Problem >> Without the pictures, print each of the records below exactly as it appears.

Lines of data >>
+ + +

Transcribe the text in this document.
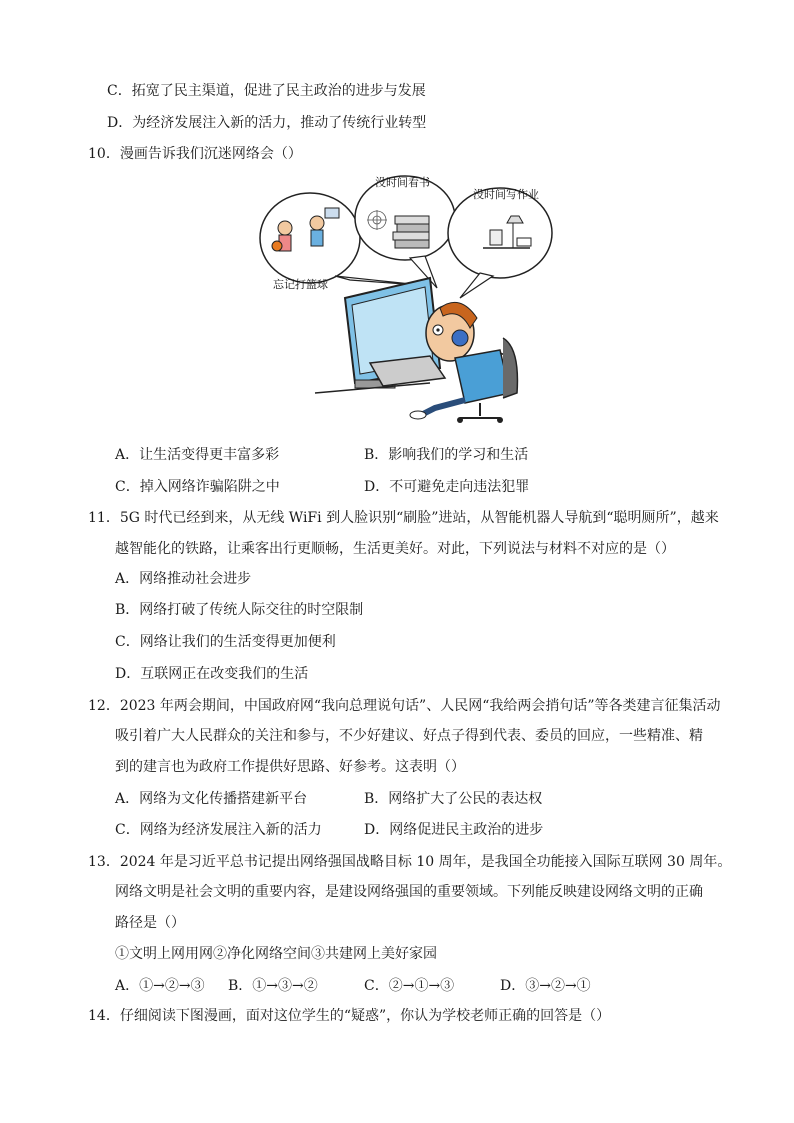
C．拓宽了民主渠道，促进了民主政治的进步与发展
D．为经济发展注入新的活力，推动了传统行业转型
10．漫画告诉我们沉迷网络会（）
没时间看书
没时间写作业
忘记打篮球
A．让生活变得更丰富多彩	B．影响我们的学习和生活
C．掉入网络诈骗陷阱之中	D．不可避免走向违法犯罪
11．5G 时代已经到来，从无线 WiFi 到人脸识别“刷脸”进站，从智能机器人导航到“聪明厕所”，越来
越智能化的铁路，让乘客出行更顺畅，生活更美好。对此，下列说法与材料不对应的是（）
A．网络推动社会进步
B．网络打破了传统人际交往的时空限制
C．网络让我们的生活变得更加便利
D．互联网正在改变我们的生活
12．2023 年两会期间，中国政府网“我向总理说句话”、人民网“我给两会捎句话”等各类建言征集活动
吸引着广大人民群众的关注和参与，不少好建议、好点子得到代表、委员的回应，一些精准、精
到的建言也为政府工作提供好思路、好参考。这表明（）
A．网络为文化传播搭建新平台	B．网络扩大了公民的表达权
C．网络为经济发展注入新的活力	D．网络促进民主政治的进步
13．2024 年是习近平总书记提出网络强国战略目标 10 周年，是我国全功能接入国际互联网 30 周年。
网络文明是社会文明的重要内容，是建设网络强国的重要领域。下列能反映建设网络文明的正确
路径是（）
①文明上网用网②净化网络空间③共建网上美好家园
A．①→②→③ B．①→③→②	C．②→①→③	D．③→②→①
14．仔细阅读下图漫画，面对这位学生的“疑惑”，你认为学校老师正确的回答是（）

+ + +

Answer for the task >>
Transcribe the text in this document.
C．拓宽了民主渠道，促进了民主政治的进步与发展
D．为经济发展注入新的活力，推动了传统行业转型
10．漫画告诉我们沉迷网络会（）
没时间看书
没时间写作业
忘记打篮球
A．让生活变得更丰富多彩	B．影响我们的学习和生活
C．掉入网络诈骗陷阱之中	D．不可避免走向违法犯罪
11．5G 时代已经到来，从无线 WiFi 到人脸识别“刷脸”进站，从智能机器人导航到“聪明厕所”，越来
越智能化的铁路，让乘客出行更顺畅，生活更美好。对此，下列说法与材料不对应的是（）
A．网络推动社会进步
B．网络打破了传统人际交往的时空限制
C．网络让我们的生活变得更加便利
D．互联网正在改变我们的生活
12．2023 年两会期间，中国政府网“我向总理说句话”、人民网“我给两会捎句话”等各类建言征集活动
吸引着广大人民群众的关注和参与，不少好建议、好点子得到代表、委员的回应，一些精准、精
到的建言也为政府工作提供好思路、好参考。这表明（）
A．网络为文化传播搭建新平台	B．网络扩大了公民的表达权
C．网络为经济发展注入新的活力	D．网络促进民主政治的进步
13．2024 年是习近平总书记提出网络强国战略目标 10 周年，是我国全功能接入国际互联网 30 周年。
网络文明是社会文明的重要内容，是建设网络强国的重要领域。下列能反映建设网络文明的正确
路径是（）
①文明上网用网②净化网络空间③共建网上美好家园
A．①→②→③ B．①→③→②	C．②→①→③	D．③→②→①
14．仔细阅读下图漫画，面对这位学生的“疑惑”，你认为学校老师正确的回答是（）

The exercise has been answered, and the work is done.